Task to complete | Go through the entries below and pick out every line with "content".

++++++++++++++++++++

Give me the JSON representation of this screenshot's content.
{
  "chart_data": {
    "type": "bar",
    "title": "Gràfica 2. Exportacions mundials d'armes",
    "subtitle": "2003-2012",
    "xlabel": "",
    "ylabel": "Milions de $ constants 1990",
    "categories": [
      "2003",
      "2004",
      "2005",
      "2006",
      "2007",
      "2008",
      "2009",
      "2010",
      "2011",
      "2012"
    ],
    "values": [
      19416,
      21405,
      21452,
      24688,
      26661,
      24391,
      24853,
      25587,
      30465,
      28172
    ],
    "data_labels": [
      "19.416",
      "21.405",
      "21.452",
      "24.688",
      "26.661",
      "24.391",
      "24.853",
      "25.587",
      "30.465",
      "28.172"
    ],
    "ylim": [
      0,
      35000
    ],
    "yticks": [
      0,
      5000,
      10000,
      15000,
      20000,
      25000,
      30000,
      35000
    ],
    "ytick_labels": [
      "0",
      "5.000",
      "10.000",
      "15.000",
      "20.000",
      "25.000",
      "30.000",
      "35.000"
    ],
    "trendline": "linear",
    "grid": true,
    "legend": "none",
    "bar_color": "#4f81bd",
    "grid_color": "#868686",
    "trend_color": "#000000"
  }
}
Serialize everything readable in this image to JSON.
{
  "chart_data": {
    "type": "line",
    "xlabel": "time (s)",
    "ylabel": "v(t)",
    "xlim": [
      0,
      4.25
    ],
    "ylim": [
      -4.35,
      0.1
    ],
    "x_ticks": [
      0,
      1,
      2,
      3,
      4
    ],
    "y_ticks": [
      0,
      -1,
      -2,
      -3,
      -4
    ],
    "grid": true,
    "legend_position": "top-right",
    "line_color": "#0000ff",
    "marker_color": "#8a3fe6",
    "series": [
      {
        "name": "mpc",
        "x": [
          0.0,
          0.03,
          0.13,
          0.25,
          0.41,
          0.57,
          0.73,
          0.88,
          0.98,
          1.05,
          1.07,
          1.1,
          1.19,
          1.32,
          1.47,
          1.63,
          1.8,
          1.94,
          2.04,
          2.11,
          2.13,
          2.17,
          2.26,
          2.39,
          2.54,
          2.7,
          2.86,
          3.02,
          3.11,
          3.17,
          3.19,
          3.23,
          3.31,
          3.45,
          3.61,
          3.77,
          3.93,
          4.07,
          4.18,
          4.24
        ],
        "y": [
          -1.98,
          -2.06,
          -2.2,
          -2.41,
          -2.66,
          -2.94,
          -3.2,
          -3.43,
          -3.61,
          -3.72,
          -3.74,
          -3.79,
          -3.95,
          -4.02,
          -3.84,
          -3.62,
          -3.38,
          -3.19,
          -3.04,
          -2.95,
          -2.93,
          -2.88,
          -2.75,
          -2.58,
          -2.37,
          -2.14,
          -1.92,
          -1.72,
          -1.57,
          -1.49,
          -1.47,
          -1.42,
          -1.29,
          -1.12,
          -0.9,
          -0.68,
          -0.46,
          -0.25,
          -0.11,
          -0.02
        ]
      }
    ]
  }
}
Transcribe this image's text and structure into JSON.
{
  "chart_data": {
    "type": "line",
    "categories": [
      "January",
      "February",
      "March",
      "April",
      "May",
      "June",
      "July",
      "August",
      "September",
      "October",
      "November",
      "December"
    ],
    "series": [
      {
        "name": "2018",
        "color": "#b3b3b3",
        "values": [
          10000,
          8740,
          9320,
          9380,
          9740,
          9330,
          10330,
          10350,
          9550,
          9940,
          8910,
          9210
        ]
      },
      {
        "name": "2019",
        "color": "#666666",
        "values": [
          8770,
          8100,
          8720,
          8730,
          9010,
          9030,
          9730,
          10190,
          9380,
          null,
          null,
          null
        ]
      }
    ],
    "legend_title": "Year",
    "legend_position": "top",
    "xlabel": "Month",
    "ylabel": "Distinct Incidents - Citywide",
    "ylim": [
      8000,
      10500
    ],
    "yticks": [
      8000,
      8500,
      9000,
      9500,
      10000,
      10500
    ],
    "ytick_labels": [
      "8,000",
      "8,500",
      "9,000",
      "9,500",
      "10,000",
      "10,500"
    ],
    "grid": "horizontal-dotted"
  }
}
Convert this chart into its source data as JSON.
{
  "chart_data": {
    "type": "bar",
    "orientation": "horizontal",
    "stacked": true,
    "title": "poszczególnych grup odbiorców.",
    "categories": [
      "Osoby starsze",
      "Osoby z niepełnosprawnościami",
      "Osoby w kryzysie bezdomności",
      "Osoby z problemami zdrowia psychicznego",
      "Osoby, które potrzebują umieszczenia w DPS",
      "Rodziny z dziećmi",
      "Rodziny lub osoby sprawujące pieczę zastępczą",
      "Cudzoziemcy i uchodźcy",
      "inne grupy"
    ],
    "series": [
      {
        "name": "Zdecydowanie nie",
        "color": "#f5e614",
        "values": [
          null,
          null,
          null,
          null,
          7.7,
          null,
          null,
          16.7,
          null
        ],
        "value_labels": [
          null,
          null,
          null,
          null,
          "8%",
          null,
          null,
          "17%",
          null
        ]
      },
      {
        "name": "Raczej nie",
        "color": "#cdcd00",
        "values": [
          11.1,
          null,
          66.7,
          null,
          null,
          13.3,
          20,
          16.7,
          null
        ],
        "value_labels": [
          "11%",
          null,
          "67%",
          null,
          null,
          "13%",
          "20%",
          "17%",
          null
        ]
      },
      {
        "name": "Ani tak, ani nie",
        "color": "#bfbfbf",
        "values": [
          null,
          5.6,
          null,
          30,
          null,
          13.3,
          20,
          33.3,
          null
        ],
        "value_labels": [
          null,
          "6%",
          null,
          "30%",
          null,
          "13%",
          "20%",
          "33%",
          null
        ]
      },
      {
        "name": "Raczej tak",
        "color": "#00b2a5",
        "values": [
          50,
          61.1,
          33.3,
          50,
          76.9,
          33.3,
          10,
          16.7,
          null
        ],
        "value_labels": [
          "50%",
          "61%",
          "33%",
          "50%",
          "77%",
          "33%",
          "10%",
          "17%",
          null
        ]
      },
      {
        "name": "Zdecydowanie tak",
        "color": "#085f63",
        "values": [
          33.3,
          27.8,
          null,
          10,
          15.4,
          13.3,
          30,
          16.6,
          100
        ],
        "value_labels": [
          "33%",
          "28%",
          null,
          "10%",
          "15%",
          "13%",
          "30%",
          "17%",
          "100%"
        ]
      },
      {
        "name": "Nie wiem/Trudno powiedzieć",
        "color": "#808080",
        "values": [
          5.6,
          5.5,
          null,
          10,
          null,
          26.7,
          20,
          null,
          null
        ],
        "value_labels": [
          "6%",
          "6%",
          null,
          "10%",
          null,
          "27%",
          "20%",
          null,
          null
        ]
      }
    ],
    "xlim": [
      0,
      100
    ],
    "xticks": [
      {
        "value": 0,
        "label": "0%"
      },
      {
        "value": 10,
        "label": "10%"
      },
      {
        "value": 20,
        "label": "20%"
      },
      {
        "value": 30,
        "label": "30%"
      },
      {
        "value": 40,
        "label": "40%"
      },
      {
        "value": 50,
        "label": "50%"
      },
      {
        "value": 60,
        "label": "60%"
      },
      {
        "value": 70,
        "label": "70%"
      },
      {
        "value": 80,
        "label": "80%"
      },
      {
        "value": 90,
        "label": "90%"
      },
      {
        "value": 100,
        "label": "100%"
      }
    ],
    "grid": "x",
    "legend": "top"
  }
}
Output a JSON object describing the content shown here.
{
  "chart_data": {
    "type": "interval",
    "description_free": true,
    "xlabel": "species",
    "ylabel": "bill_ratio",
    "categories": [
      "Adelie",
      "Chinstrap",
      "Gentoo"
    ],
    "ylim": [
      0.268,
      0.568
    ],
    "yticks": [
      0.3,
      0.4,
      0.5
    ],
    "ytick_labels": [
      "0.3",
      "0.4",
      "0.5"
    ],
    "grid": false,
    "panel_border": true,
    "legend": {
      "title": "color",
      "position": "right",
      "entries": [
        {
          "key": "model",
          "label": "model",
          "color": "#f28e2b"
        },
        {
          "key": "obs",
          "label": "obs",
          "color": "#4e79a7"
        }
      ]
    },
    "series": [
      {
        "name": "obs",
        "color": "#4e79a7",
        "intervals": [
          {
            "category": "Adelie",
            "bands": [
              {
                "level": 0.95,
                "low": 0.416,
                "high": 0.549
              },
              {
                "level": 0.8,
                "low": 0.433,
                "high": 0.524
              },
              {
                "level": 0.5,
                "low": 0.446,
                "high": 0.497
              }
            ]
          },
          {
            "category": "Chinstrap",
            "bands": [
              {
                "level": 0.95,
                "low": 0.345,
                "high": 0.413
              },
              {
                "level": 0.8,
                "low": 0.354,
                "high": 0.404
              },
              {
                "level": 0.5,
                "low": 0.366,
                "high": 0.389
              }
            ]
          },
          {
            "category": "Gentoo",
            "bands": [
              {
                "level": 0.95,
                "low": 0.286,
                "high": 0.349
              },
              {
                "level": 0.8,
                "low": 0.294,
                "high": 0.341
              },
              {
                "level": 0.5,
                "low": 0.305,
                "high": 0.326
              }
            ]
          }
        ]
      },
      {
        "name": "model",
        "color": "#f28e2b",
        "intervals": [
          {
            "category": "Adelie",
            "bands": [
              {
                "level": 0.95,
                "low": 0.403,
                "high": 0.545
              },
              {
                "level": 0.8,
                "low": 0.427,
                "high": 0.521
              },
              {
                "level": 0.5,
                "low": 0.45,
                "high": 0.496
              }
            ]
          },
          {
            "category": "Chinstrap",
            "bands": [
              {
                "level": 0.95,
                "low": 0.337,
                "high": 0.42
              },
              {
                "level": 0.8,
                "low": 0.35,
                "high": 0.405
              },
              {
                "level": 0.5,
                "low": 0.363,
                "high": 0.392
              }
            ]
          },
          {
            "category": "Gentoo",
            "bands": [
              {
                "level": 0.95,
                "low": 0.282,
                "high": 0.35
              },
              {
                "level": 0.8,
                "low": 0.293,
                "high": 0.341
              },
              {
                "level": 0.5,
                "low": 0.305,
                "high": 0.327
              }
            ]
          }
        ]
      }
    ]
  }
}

++++++++++++++++++++

Problem solution |
Give me the JSON representation of this screenshot's content.
Output a JSON object describing the content shown here.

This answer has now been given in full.